- REQUIRED ACTION -
Pull every line that includes the word "Advanced" from the data.

- Entries from a dataset of interfaces -
━━━━━━━━━━━━━━━━

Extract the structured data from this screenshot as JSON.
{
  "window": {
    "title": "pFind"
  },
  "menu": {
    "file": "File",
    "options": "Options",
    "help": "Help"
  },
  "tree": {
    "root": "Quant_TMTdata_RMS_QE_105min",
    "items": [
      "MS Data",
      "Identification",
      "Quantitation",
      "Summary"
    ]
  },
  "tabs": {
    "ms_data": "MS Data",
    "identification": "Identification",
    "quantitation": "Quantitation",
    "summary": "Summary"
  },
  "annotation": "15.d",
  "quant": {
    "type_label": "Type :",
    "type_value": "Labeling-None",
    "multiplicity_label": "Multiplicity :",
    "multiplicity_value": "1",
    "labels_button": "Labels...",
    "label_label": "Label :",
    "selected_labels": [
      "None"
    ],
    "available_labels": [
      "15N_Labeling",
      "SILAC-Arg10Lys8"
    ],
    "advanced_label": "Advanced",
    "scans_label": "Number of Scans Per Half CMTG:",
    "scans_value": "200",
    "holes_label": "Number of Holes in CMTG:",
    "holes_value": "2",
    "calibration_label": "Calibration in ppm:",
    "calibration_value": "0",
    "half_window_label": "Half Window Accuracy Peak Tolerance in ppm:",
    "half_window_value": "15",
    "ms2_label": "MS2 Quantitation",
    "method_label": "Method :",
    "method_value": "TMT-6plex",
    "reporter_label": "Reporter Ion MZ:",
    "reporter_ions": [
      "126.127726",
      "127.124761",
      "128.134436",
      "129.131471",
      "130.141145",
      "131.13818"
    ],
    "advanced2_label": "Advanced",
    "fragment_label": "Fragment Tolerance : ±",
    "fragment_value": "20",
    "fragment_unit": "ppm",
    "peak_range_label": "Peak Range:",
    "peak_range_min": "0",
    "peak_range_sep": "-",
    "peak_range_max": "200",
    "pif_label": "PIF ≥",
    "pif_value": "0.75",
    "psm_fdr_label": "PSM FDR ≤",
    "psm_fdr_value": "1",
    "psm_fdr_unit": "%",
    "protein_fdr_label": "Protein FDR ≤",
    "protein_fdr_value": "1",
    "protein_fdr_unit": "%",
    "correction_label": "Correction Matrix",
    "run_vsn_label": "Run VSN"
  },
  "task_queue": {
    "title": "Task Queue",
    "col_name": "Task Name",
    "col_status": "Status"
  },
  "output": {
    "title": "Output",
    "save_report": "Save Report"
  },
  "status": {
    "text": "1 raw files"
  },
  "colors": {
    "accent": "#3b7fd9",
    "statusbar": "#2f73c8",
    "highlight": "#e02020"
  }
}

━━━━━━━━━━━━━━━━

- EXERCISE OUTPUT -
    "advanced_label": "Advanced",
    "advanced2_label": "Advanced",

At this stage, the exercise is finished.